» Direction
Your task is to output the listing word for word, with pictures excluded.

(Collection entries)
[start]

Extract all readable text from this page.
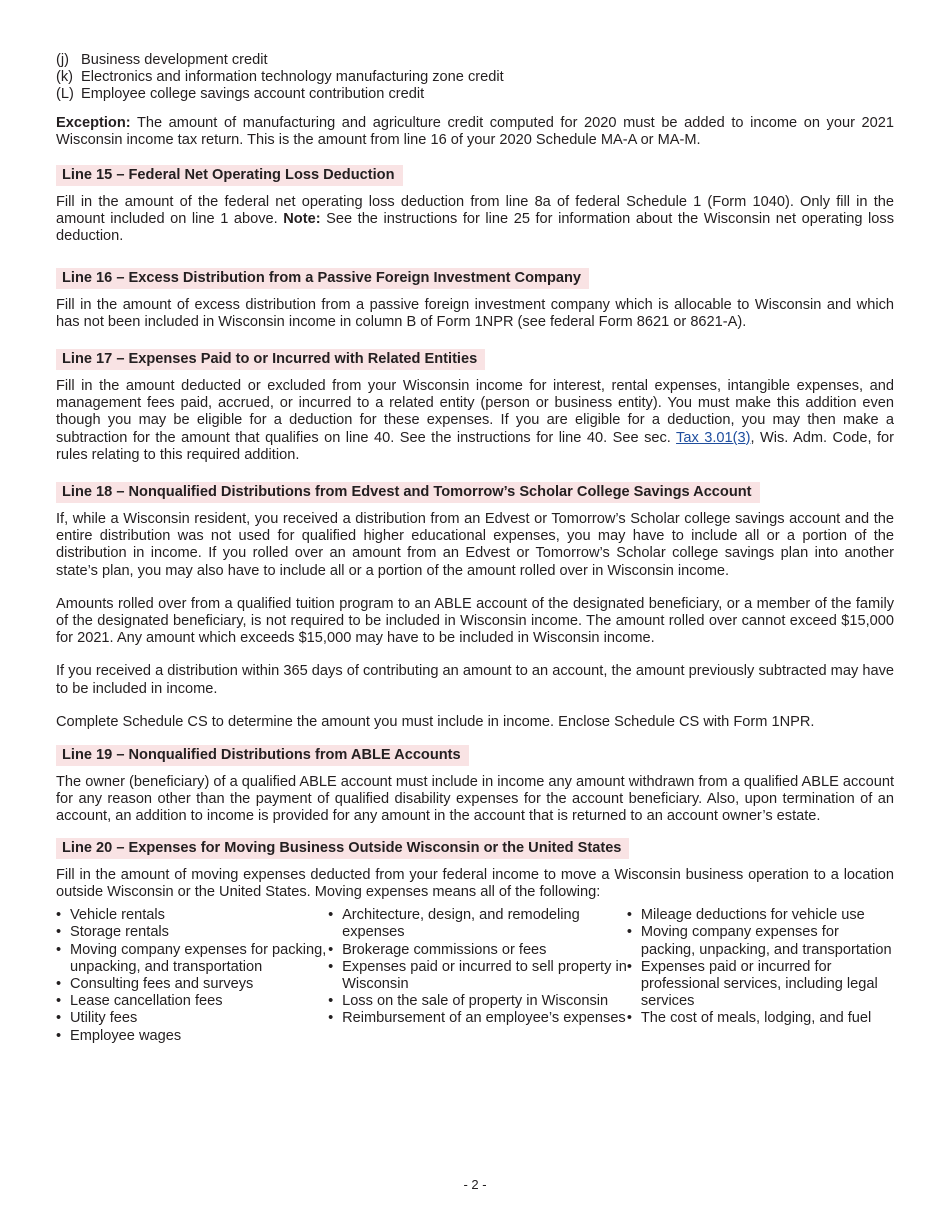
(j) Business development credit
(k) Electronics and information technology manufacturing zone credit
(L) Employee college savings account contribution credit

Exception: The amount of manufacturing and agriculture credit computed for 2020 must be added to income on your 2021 Wisconsin income tax return. This is the amount from line 16 of your 2020 Schedule MA-A or MA-M.

Line 15 – Federal Net Operating Loss Deduction

Fill in the amount of the federal net operating loss deduction from line 8a of federal Schedule 1 (Form 1040). Only fill in the amount included on line 1 above. Note: See the instructions for line 25 for information about the Wisconsin net operating loss deduction.

Line 16 – Excess Distribution from a Passive Foreign Investment Company

Fill in the amount of excess distribution from a passive foreign investment company which is allocable to Wisconsin and which has not been included in Wisconsin income in column B of Form 1NPR (see federal Form 8621 or 8621-A).

Line 17 – Expenses Paid to or Incurred with Related Entities

Fill in the amount deducted or excluded from your Wisconsin income for interest, rental expenses, intangible expenses, and management fees paid, accrued, or incurred to a related entity (person or business entity). You must make this addition even though you may be eligible for a deduction for these expenses. If you are eligible for a deduction, you may then make a subtraction for the amount that qualifies on line 40. See the instructions for line 40. See sec. Tax 3.01(3), Wis. Adm. Code, for rules relating to this required addition.

Line 18 – Nonqualified Distributions from Edvest and Tomorrow’s Scholar College Savings Account

If, while a Wisconsin resident, you received a distribution from an Edvest or Tomorrow’s Scholar college savings account and the entire distribution was not used for qualified higher educational expenses, you may have to include all or a portion of the distribution in income. If you rolled over an amount from an Edvest or Tomorrow’s Scholar college savings plan into another state’s plan, you may also have to include all or a portion of the amount rolled over in Wisconsin income.

Amounts rolled over from a qualified tuition program to an ABLE account of the designated beneficiary, or a member of the family of the designated beneficiary, is not required to be included in Wisconsin income. The amount rolled over cannot exceed $15,000 for 2021. Any amount which exceeds $15,000 may have to be included in Wisconsin income.

If you received a distribution within 365 days of contributing an amount to an account, the amount previously subtracted may have to be included in income.

Complete Schedule CS to determine the amount you must include in income. Enclose Schedule CS with Form 1NPR.

Line 19 – Nonqualified Distributions from ABLE Accounts

The owner (beneficiary) of a qualified ABLE account must include in income any amount withdrawn from a qualified ABLE account for any reason other than the payment of qualified disability expenses for the account beneficiary. Also, upon termination of an account, an addition to income is provided for any amount in the account that is returned to an account owner’s estate.

Line 20 – Expenses for Moving Business Outside Wisconsin or the United States

Fill in the amount of moving expenses deducted from your federal income to move a Wisconsin business operation to a location outside Wisconsin or the United States. Moving expenses means all of the following:

• Vehicle rentals
• Storage rentals
• Moving company expenses for packing, unpacking, and transportation
• Consulting fees and surveys
• Lease cancellation fees
• Utility fees
• Employee wages
• Architecture, design, and remodeling expenses
• Brokerage commissions or fees
• Expenses paid or incurred to sell property in Wisconsin
• Loss on the sale of property in Wisconsin
• Reimbursement of an employee’s expenses
• Mileage deductions for vehicle use
• Moving company expenses for packing, unpacking, and transportation
• Expenses paid or incurred for professional services, including legal services
• The cost of meals, lodging, and fuel
- 2 -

[end]

» Answer to the exercise
Extract all readable text from this page.
(j) Business development credit
(k) Electronics and information technology manufacturing zone credit
(L) Employee college savings account contribution credit

Exception: The amount of manufacturing and agriculture credit computed for 2020 must be added to income on your 2021 Wisconsin income tax return. This is the amount from line 16 of your 2020 Schedule MA-A or MA-M.

Line 15 – Federal Net Operating Loss Deduction

Fill in the amount of the federal net operating loss deduction from line 8a of federal Schedule 1 (Form 1040). Only fill in the amount included on line 1 above. Note: See the instructions for line 25 for information about the Wisconsin net operating loss deduction.

Line 16 – Excess Distribution from a Passive Foreign Investment Company

Fill in the amount of excess distribution from a passive foreign investment company which is allocable to Wisconsin and which has not been included in Wisconsin income in column B of Form 1NPR (see federal Form 8621 or 8621-A).

Line 17 – Expenses Paid to or Incurred with Related Entities

Fill in the amount deducted or excluded from your Wisconsin income for interest, rental expenses, intangible expenses, and management fees paid, accrued, or incurred to a related entity (person or business entity). You must make this addition even though you may be eligible for a deduction for these expenses. If you are eligible for a deduction, you may then make a subtraction for the amount that qualifies on line 40. See the instructions for line 40. See sec. Tax 3.01(3), Wis. Adm. Code, for rules relating to this required addition.

Line 18 – Nonqualified Distributions from Edvest and Tomorrow’s Scholar College Savings Account

If, while a Wisconsin resident, you received a distribution from an Edvest or Tomorrow’s Scholar college savings account and the entire distribution was not used for qualified higher educational expenses, you may have to include all or a portion of the distribution in income. If you rolled over an amount from an Edvest or Tomorrow’s Scholar college savings plan into another state’s plan, you may also have to include all or a portion of the amount rolled over in Wisconsin income.

Amounts rolled over from a qualified tuition program to an ABLE account of the designated beneficiary, or a member of the family of the designated beneficiary, is not required to be included in Wisconsin income. The amount rolled over cannot exceed $15,000 for 2021. Any amount which exceeds $15,000 may have to be included in Wisconsin income.

If you received a distribution within 365 days of contributing an amount to an account, the amount previously subtracted may have to be included in income.

Complete Schedule CS to determine the amount you must include in income. Enclose Schedule CS with Form 1NPR.

Line 19 – Nonqualified Distributions from ABLE Accounts

The owner (beneficiary) of a qualified ABLE account must include in income any amount withdrawn from a qualified ABLE account for any reason other than the payment of qualified disability expenses for the account beneficiary. Also, upon termination of an account, an addition to income is provided for any amount in the account that is returned to an account owner’s estate.

Line 20 – Expenses for Moving Business Outside Wisconsin or the United States

Fill in the amount of moving expenses deducted from your federal income to move a Wisconsin business operation to a location outside Wisconsin or the United States. Moving expenses means all of the following:

• Vehicle rentals
• Storage rentals
• Moving company expenses for packing, unpacking, and transportation
• Consulting fees and surveys
• Lease cancellation fees
• Utility fees
• Employee wages
• Architecture, design, and remodeling expenses
• Brokerage commissions or fees
• Expenses paid or incurred to sell property in Wisconsin
• Loss on the sale of property in Wisconsin
• Reimbursement of an employee’s expenses
• Mileage deductions for vehicle use
• Moving company expenses for packing, unpacking, and transportation
• Expenses paid or incurred for professional services, including legal services
• The cost of meals, lodging, and fuel
- 2 -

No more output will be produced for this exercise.